(Stored entries)
□ □ □ □ □ □ □
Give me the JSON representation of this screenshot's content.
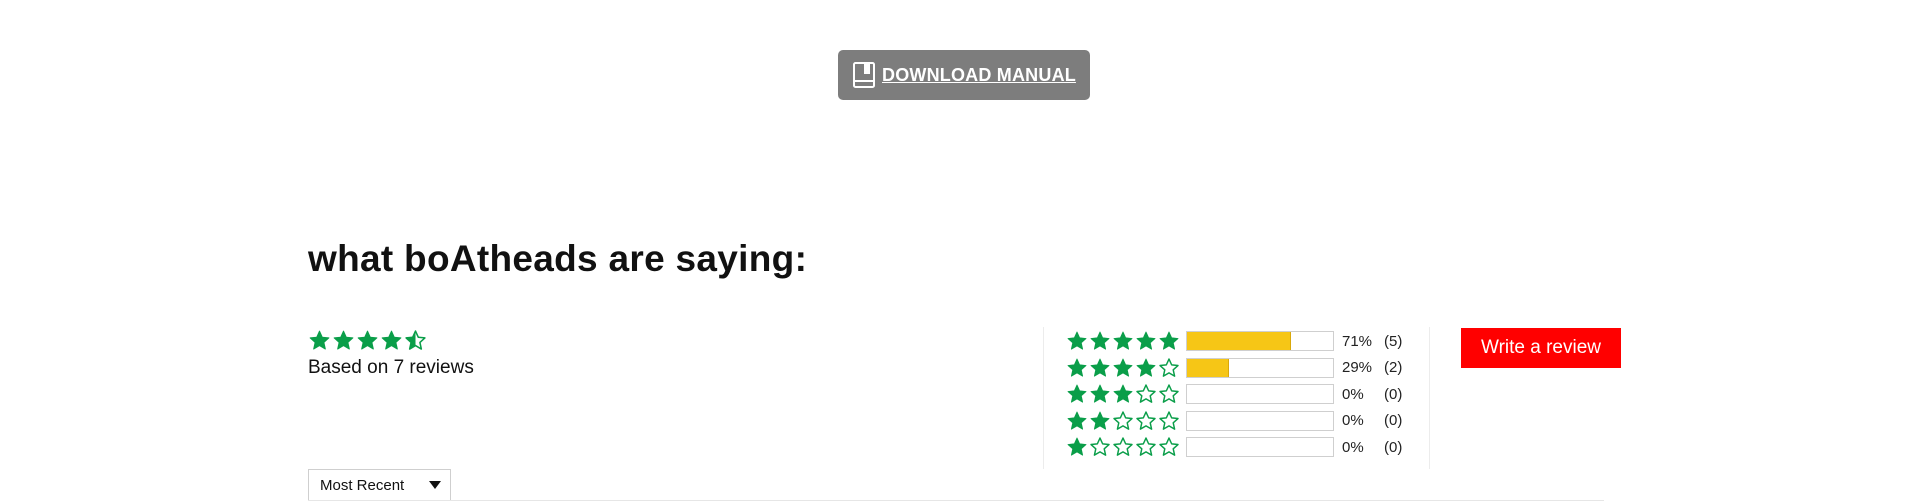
{
  "download": {
    "label": "DOWNLOAD MANUAL",
    "icon": "book-icon"
  },
  "reviews": {
    "title": "what boAtheads are saying:",
    "average_rating": 4.5,
    "max_rating": 5,
    "based_on": "Based on 7 reviews",
    "star_color": "#0a9e49",
    "bar_color": "#f6c616",
    "histogram": [
      {
        "stars": 5,
        "fraction": 0.71,
        "percent_label": "71%",
        "count_label": "(5)"
      },
      {
        "stars": 4,
        "fraction": 0.29,
        "percent_label": "29%",
        "count_label": "(2)"
      },
      {
        "stars": 3,
        "fraction": 0,
        "percent_label": "0%",
        "count_label": "(0)"
      },
      {
        "stars": 2,
        "fraction": 0,
        "percent_label": "0%",
        "count_label": "(0)"
      },
      {
        "stars": 1,
        "fraction": 0,
        "percent_label": "0%",
        "count_label": "(0)"
      }
    ],
    "write_review_label": "Write a review",
    "write_review_color": "#ff0000",
    "sort": {
      "selected": "Most Recent"
    }
  }
}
□ □ □ □ □ □ □
Every record above should be written out again without change, except that the pictures are left out.

■ Exercise solution:
Give me the JSON representation of this screenshot's content.
{
  "download": {
    "label": "DOWNLOAD MANUAL",
    "icon": "book-icon"
  },
  "reviews": {
    "title": "what boAtheads are saying:",
    "average_rating": 4.5,
    "max_rating": 5,
    "based_on": "Based on 7 reviews",
    "star_color": "#0a9e49",
    "bar_color": "#f6c616",
    "histogram": [
      {
        "stars": 5,
        "fraction": 0.71,
        "percent_label": "71%",
        "count_label": "(5)"
      },
      {
        "stars": 4,
        "fraction": 0.29,
        "percent_label": "29%",
        "count_label": "(2)"
      },
      {
        "stars": 3,
        "fraction": 0,
        "percent_label": "0%",
        "count_label": "(0)"
      },
      {
        "stars": 2,
        "fraction": 0,
        "percent_label": "0%",
        "count_label": "(0)"
      },
      {
        "stars": 1,
        "fraction": 0,
        "percent_label": "0%",
        "count_label": "(0)"
      }
    ],
    "write_review_label": "Write a review",
    "write_review_color": "#ff0000",
    "sort": {
      "selected": "Most Recent"
    }
  }
}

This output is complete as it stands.